— Begin Provided data —

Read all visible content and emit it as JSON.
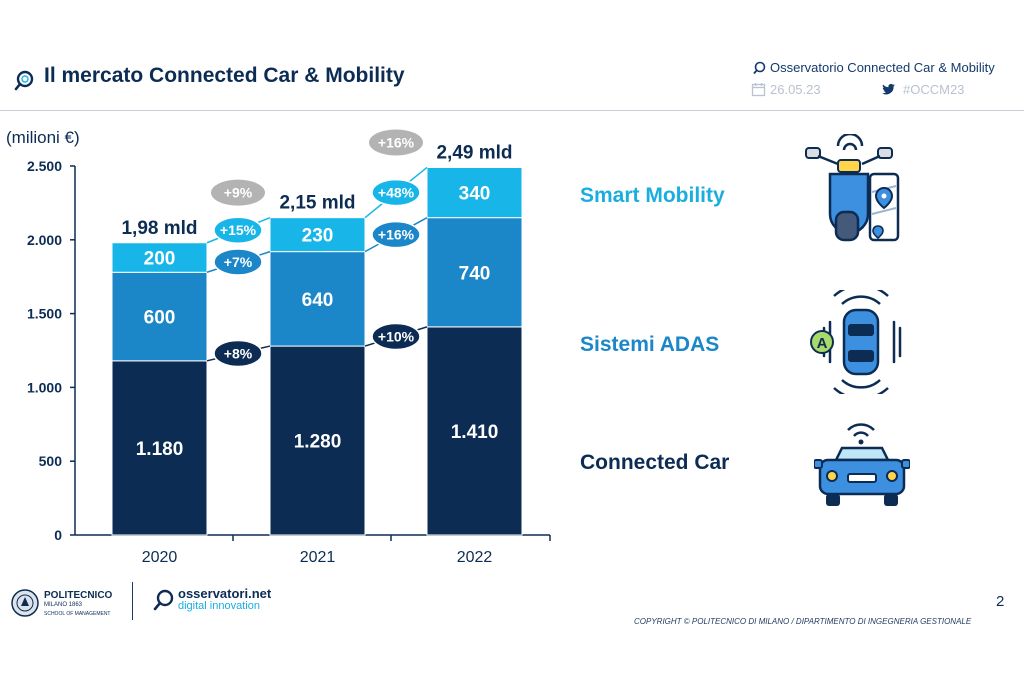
{
  "header": {
    "title": "Il mercato Connected Car & Mobility",
    "observatory": "Osservatorio Connected Car & Mobility",
    "date": "26.05.23",
    "hashtag": "#OCCM23"
  },
  "legend_labels": {
    "smart_mobility": "Smart Mobility",
    "adas": "Sistemi ADAS",
    "connected_car": "Connected Car"
  },
  "colors": {
    "connected_car": "#0d2c54",
    "adas": "#1b86c8",
    "smart_mobility": "#18b6e8",
    "badge_grey": "#b3b3b3"
  },
  "icons": [
    "scooter-map-icon",
    "adas-car-icon",
    "connected-car-icon",
    "search-icon",
    "calendar-icon",
    "twitter-icon"
  ],
  "footer": {
    "polimi_name": "POLITECNICO",
    "polimi_sub": "MILANO 1863",
    "polimi_school": "SCHOOL OF MANAGEMENT",
    "obsnet_line1": "osservatori.net",
    "obsnet_line2": "digital innovation",
    "page_number": "2",
    "copyright": "COPYRIGHT © POLITECNICO DI MILANO / DIPARTIMENTO DI INGEGNERIA GESTIONALE"
  },
  "chart_data": {
    "type": "bar",
    "stacked": true,
    "ylabel": "(milioni €)",
    "ylim": [
      0,
      2500
    ],
    "yticks": [
      0,
      500,
      1000,
      1500,
      2000,
      2500
    ],
    "ytick_labels": [
      "0",
      "500",
      "1.000",
      "1.500",
      "2.000",
      "2.500"
    ],
    "categories": [
      "2020",
      "2021",
      "2022"
    ],
    "series": [
      {
        "name": "Connected Car",
        "values": [
          1180,
          1280,
          1410
        ],
        "labels": [
          "1.180",
          "1.280",
          "1.410"
        ]
      },
      {
        "name": "Sistemi ADAS",
        "values": [
          600,
          640,
          740
        ],
        "labels": [
          "600",
          "640",
          "740"
        ]
      },
      {
        "name": "Smart Mobility",
        "values": [
          200,
          230,
          340
        ],
        "labels": [
          "200",
          "230",
          "340"
        ]
      }
    ],
    "totals": [
      "1,98 mld",
      "2,15 mld",
      "2,49 mld"
    ],
    "growth": {
      "total": [
        "+9%",
        "+16%"
      ],
      "smart_mobility": [
        "+15%",
        "+48%"
      ],
      "adas": [
        "+7%",
        "+16%"
      ],
      "connected_car": [
        "+8%",
        "+10%"
      ]
    }
  }
}
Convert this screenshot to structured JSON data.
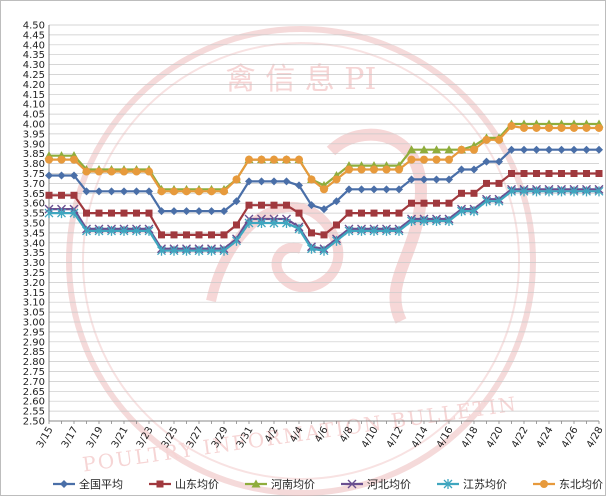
{
  "chart_data": {
    "type": "line",
    "x": [
      "3/15",
      "3/16",
      "3/17",
      "3/18",
      "3/19",
      "3/20",
      "3/21",
      "3/22",
      "3/23",
      "3/24",
      "3/25",
      "3/26",
      "3/27",
      "3/28",
      "3/29",
      "3/30",
      "3/31",
      "4/1",
      "4/2",
      "4/3",
      "4/4",
      "4/5",
      "4/6",
      "4/7",
      "4/8",
      "4/9",
      "4/10",
      "4/11",
      "4/12",
      "4/13",
      "4/14",
      "4/15",
      "4/16",
      "4/17",
      "4/18",
      "4/19",
      "4/20",
      "4/21",
      "4/22",
      "4/23",
      "4/24",
      "4/25",
      "4/26",
      "4/27",
      "4/28"
    ],
    "x_tick_labels": [
      "3/15",
      "3/17",
      "3/19",
      "3/21",
      "3/23",
      "3/25",
      "3/27",
      "3/29",
      "3/31",
      "4/2",
      "4/4",
      "4/6",
      "4/8",
      "4/10",
      "4/12",
      "4/14",
      "4/16",
      "4/18",
      "4/20",
      "4/22",
      "4/24",
      "4/26",
      "4/28"
    ],
    "y_tick_labels": [
      "2.50",
      "2.55",
      "2.60",
      "2.65",
      "2.70",
      "2.75",
      "2.80",
      "2.85",
      "2.90",
      "2.95",
      "3.00",
      "3.05",
      "3.10",
      "3.15",
      "3.20",
      "3.25",
      "3.30",
      "3.35",
      "3.40",
      "3.45",
      "3.50",
      "3.55",
      "3.60",
      "3.65",
      "3.70",
      "3.75",
      "3.80",
      "3.85",
      "3.90",
      "3.95",
      "4.00",
      "4.05",
      "4.10",
      "4.15",
      "4.20",
      "4.25",
      "4.30",
      "4.35",
      "4.40",
      "4.45",
      "4.50"
    ],
    "ylim": [
      2.5,
      4.5
    ],
    "grid": true,
    "legend_position": "bottom",
    "series": [
      {
        "name": "全国平均",
        "color": "#4a6fa8",
        "marker": "diamond",
        "values": [
          3.74,
          3.74,
          3.74,
          3.66,
          3.66,
          3.66,
          3.66,
          3.66,
          3.66,
          3.56,
          3.56,
          3.56,
          3.56,
          3.56,
          3.56,
          3.61,
          3.71,
          3.71,
          3.71,
          3.71,
          3.69,
          3.59,
          3.57,
          3.61,
          3.67,
          3.67,
          3.67,
          3.67,
          3.67,
          3.72,
          3.72,
          3.72,
          3.72,
          3.77,
          3.77,
          3.81,
          3.81,
          3.87,
          3.87,
          3.87,
          3.87,
          3.87,
          3.87,
          3.87,
          3.87
        ]
      },
      {
        "name": "山东均价",
        "color": "#a0393e",
        "marker": "square",
        "values": [
          3.64,
          3.64,
          3.64,
          3.55,
          3.55,
          3.55,
          3.55,
          3.55,
          3.55,
          3.44,
          3.44,
          3.44,
          3.44,
          3.44,
          3.44,
          3.49,
          3.59,
          3.59,
          3.59,
          3.59,
          3.55,
          3.45,
          3.44,
          3.49,
          3.55,
          3.55,
          3.55,
          3.55,
          3.55,
          3.6,
          3.6,
          3.6,
          3.6,
          3.65,
          3.65,
          3.7,
          3.7,
          3.75,
          3.75,
          3.75,
          3.75,
          3.75,
          3.75,
          3.75,
          3.75
        ]
      },
      {
        "name": "河南均价",
        "color": "#8fad3c",
        "marker": "triangle",
        "values": [
          3.84,
          3.84,
          3.84,
          3.77,
          3.77,
          3.77,
          3.77,
          3.77,
          3.77,
          3.67,
          3.67,
          3.67,
          3.67,
          3.67,
          3.67,
          3.72,
          3.82,
          3.82,
          3.82,
          3.82,
          3.82,
          3.72,
          3.69,
          3.74,
          3.79,
          3.79,
          3.79,
          3.79,
          3.79,
          3.87,
          3.87,
          3.87,
          3.87,
          3.87,
          3.89,
          3.93,
          3.93,
          4.0,
          4.0,
          4.0,
          4.0,
          4.0,
          4.0,
          4.0,
          4.0
        ]
      },
      {
        "name": "河北均价",
        "color": "#6a4f90",
        "marker": "x",
        "values": [
          3.57,
          3.57,
          3.57,
          3.47,
          3.47,
          3.47,
          3.47,
          3.47,
          3.47,
          3.37,
          3.37,
          3.37,
          3.37,
          3.37,
          3.37,
          3.42,
          3.52,
          3.52,
          3.52,
          3.52,
          3.48,
          3.38,
          3.37,
          3.42,
          3.47,
          3.47,
          3.47,
          3.47,
          3.47,
          3.52,
          3.52,
          3.52,
          3.52,
          3.57,
          3.57,
          3.62,
          3.62,
          3.67,
          3.67,
          3.67,
          3.67,
          3.67,
          3.67,
          3.67,
          3.67
        ]
      },
      {
        "name": "江苏均价",
        "color": "#3fa6bf",
        "marker": "asterisk",
        "values": [
          3.55,
          3.55,
          3.55,
          3.46,
          3.46,
          3.46,
          3.46,
          3.46,
          3.46,
          3.36,
          3.36,
          3.36,
          3.36,
          3.36,
          3.36,
          3.41,
          3.5,
          3.5,
          3.5,
          3.5,
          3.47,
          3.37,
          3.36,
          3.41,
          3.46,
          3.46,
          3.46,
          3.46,
          3.46,
          3.51,
          3.51,
          3.51,
          3.51,
          3.56,
          3.56,
          3.61,
          3.61,
          3.66,
          3.66,
          3.66,
          3.66,
          3.66,
          3.66,
          3.66,
          3.66
        ]
      },
      {
        "name": "东北均价",
        "color": "#e79a3c",
        "marker": "circle",
        "values": [
          3.82,
          3.82,
          3.82,
          3.76,
          3.76,
          3.76,
          3.76,
          3.76,
          3.76,
          3.66,
          3.66,
          3.66,
          3.66,
          3.66,
          3.66,
          3.72,
          3.82,
          3.82,
          3.82,
          3.82,
          3.82,
          3.72,
          3.67,
          3.72,
          3.77,
          3.77,
          3.77,
          3.77,
          3.77,
          3.82,
          3.82,
          3.82,
          3.82,
          3.87,
          3.87,
          3.92,
          3.92,
          3.99,
          3.98,
          3.98,
          3.98,
          3.98,
          3.98,
          3.98,
          3.98
        ]
      }
    ]
  },
  "watermark": {
    "top_text": "禽 信 息 PI",
    "bottom_text": "POULTRY INFORMATION BULLETIN",
    "color": "#e8a3a3"
  }
}
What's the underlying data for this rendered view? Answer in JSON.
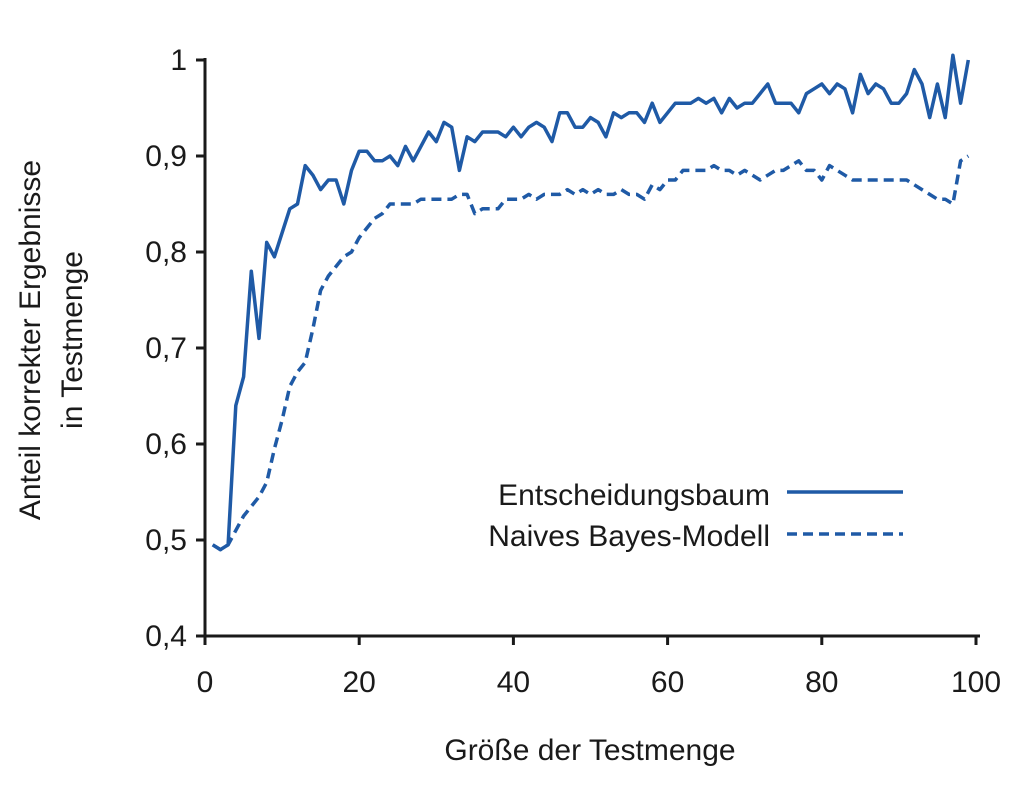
{
  "chart_data": {
    "type": "line",
    "xlabel": "Größe der Testmenge",
    "ylabel_line1": "Anteil korrekter Ergebnisse",
    "ylabel_line2": "in Testmenge",
    "xlim": [
      0,
      100
    ],
    "ylim": [
      0.4,
      1.0
    ],
    "xticks": [
      0,
      20,
      40,
      60,
      80,
      100
    ],
    "xtick_labels": [
      "0",
      "20",
      "40",
      "60",
      "80",
      "100"
    ],
    "yticks": [
      0.4,
      0.5,
      0.6,
      0.7,
      0.8,
      0.9,
      1.0
    ],
    "ytick_labels": [
      "0,4",
      "0,5",
      "0,6",
      "0,7",
      "0,8",
      "0,9",
      "1"
    ],
    "grid": false,
    "legend_position": "center-right",
    "line_color": "#1f5aa6",
    "series": [
      {
        "name": "Entscheidungsbaum",
        "style": "solid",
        "x": [
          1,
          2,
          3,
          4,
          5,
          6,
          7,
          8,
          9,
          10,
          11,
          12,
          13,
          14,
          15,
          16,
          17,
          18,
          19,
          20,
          21,
          22,
          23,
          24,
          25,
          26,
          27,
          28,
          29,
          30,
          31,
          32,
          33,
          34,
          35,
          36,
          37,
          38,
          39,
          40,
          41,
          42,
          43,
          44,
          45,
          46,
          47,
          48,
          49,
          50,
          51,
          52,
          53,
          54,
          55,
          56,
          57,
          58,
          59,
          60,
          61,
          62,
          63,
          64,
          65,
          66,
          67,
          68,
          69,
          70,
          71,
          72,
          73,
          74,
          75,
          76,
          77,
          78,
          79,
          80,
          81,
          82,
          83,
          84,
          85,
          86,
          87,
          88,
          89,
          90,
          91,
          92,
          93,
          94,
          95,
          96,
          97,
          98,
          99
        ],
        "values": [
          0.495,
          0.49,
          0.495,
          0.64,
          0.67,
          0.78,
          0.71,
          0.81,
          0.795,
          0.82,
          0.845,
          0.85,
          0.89,
          0.88,
          0.865,
          0.875,
          0.875,
          0.85,
          0.885,
          0.905,
          0.905,
          0.895,
          0.895,
          0.9,
          0.89,
          0.91,
          0.895,
          0.91,
          0.925,
          0.915,
          0.935,
          0.93,
          0.885,
          0.92,
          0.915,
          0.925,
          0.925,
          0.925,
          0.92,
          0.93,
          0.92,
          0.93,
          0.935,
          0.93,
          0.915,
          0.945,
          0.945,
          0.93,
          0.93,
          0.94,
          0.935,
          0.92,
          0.945,
          0.94,
          0.945,
          0.945,
          0.935,
          0.955,
          0.935,
          0.945,
          0.955,
          0.955,
          0.955,
          0.96,
          0.955,
          0.96,
          0.945,
          0.96,
          0.95,
          0.955,
          0.955,
          0.965,
          0.975,
          0.955,
          0.955,
          0.955,
          0.945,
          0.965,
          0.97,
          0.975,
          0.965,
          0.975,
          0.97,
          0.945,
          0.985,
          0.965,
          0.975,
          0.97,
          0.955,
          0.955,
          0.965,
          0.99,
          0.975,
          0.94,
          0.975,
          0.94,
          1.005,
          0.955,
          1.0
        ]
      },
      {
        "name": "Naives Bayes-Modell",
        "style": "dashed",
        "x": [
          1,
          2,
          3,
          4,
          5,
          6,
          7,
          8,
          9,
          10,
          11,
          12,
          13,
          14,
          15,
          16,
          17,
          18,
          19,
          20,
          21,
          22,
          23,
          24,
          25,
          26,
          27,
          28,
          29,
          30,
          31,
          32,
          33,
          34,
          35,
          36,
          37,
          38,
          39,
          40,
          41,
          42,
          43,
          44,
          45,
          46,
          47,
          48,
          49,
          50,
          51,
          52,
          53,
          54,
          55,
          56,
          57,
          58,
          59,
          60,
          61,
          62,
          63,
          64,
          65,
          66,
          67,
          68,
          69,
          70,
          71,
          72,
          73,
          74,
          75,
          76,
          77,
          78,
          79,
          80,
          81,
          82,
          83,
          84,
          85,
          86,
          87,
          88,
          89,
          90,
          91,
          92,
          93,
          94,
          95,
          96,
          97,
          98,
          99
        ],
        "values": [
          0.495,
          0.49,
          0.495,
          0.51,
          0.525,
          0.535,
          0.545,
          0.56,
          0.595,
          0.625,
          0.66,
          0.675,
          0.685,
          0.72,
          0.76,
          0.775,
          0.785,
          0.795,
          0.8,
          0.815,
          0.825,
          0.835,
          0.84,
          0.85,
          0.85,
          0.85,
          0.85,
          0.855,
          0.855,
          0.855,
          0.855,
          0.855,
          0.86,
          0.86,
          0.84,
          0.845,
          0.845,
          0.845,
          0.855,
          0.855,
          0.855,
          0.86,
          0.855,
          0.86,
          0.86,
          0.86,
          0.865,
          0.86,
          0.865,
          0.86,
          0.865,
          0.86,
          0.86,
          0.865,
          0.86,
          0.86,
          0.855,
          0.87,
          0.865,
          0.875,
          0.875,
          0.885,
          0.885,
          0.885,
          0.885,
          0.89,
          0.885,
          0.885,
          0.88,
          0.885,
          0.88,
          0.875,
          0.88,
          0.885,
          0.885,
          0.89,
          0.895,
          0.885,
          0.885,
          0.875,
          0.89,
          0.885,
          0.88,
          0.875,
          0.875,
          0.875,
          0.875,
          0.875,
          0.875,
          0.875,
          0.875,
          0.87,
          0.865,
          0.86,
          0.855,
          0.855,
          0.85,
          0.895,
          0.9
        ]
      }
    ]
  }
}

— End Provided data —

Exercise objective = Count the lines above that contain the word "Testmenge", and give only that number.

Exercise output = 2